## What this task involves
Lines containing the string "专业工程管理与实务" are to be counted. Write only how many there are.

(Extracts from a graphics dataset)
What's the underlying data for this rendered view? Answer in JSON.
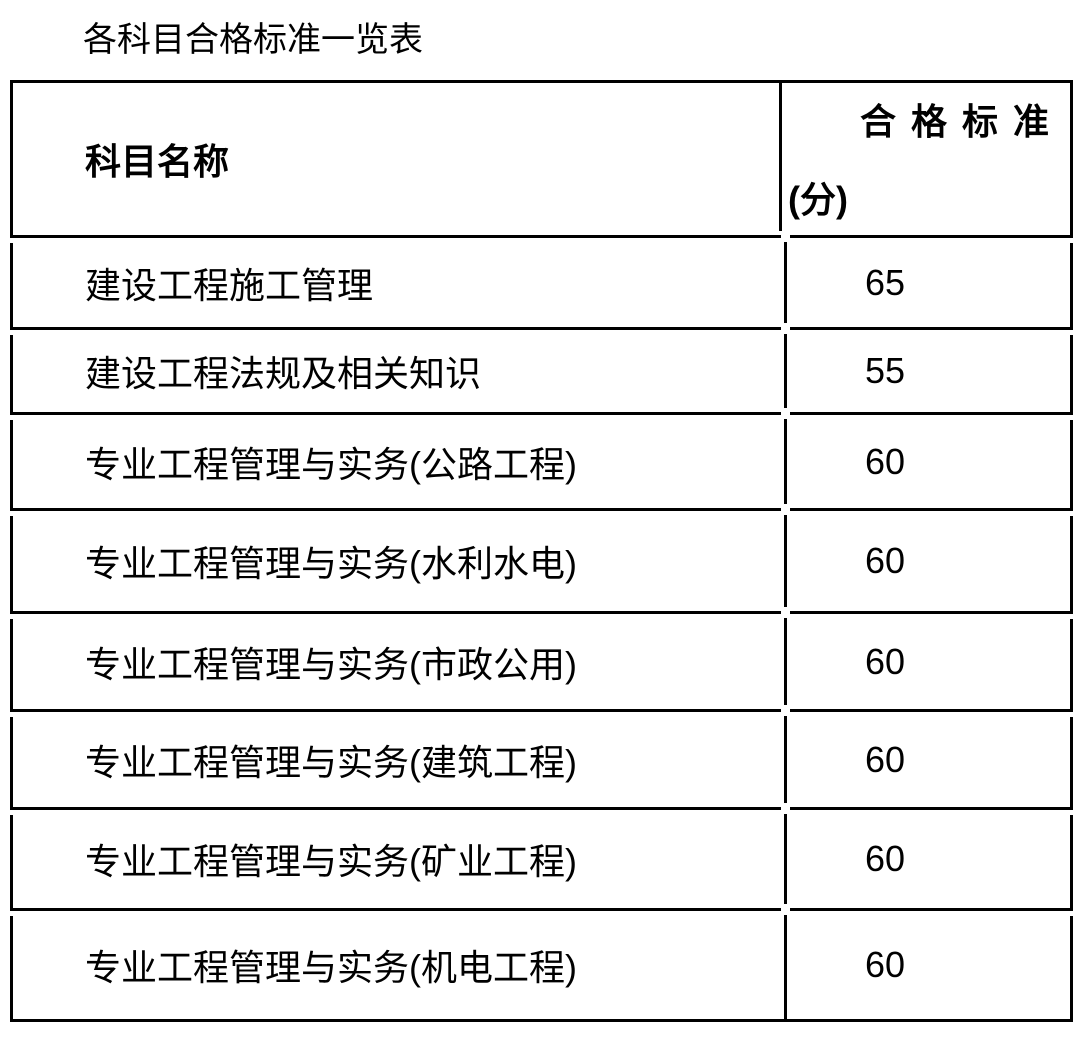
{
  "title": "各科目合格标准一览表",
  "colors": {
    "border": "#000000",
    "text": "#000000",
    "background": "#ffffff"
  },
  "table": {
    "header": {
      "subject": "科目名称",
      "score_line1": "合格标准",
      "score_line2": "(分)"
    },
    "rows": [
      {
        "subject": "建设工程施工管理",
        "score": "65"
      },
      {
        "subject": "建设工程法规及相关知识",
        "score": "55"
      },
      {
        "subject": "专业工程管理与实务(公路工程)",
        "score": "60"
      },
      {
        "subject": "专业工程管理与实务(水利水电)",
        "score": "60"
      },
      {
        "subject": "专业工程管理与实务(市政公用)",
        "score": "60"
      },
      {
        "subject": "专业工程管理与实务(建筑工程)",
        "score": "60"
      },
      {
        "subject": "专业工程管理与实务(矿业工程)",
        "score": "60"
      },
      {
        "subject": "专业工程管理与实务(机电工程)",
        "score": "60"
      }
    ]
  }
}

## Expected answer
6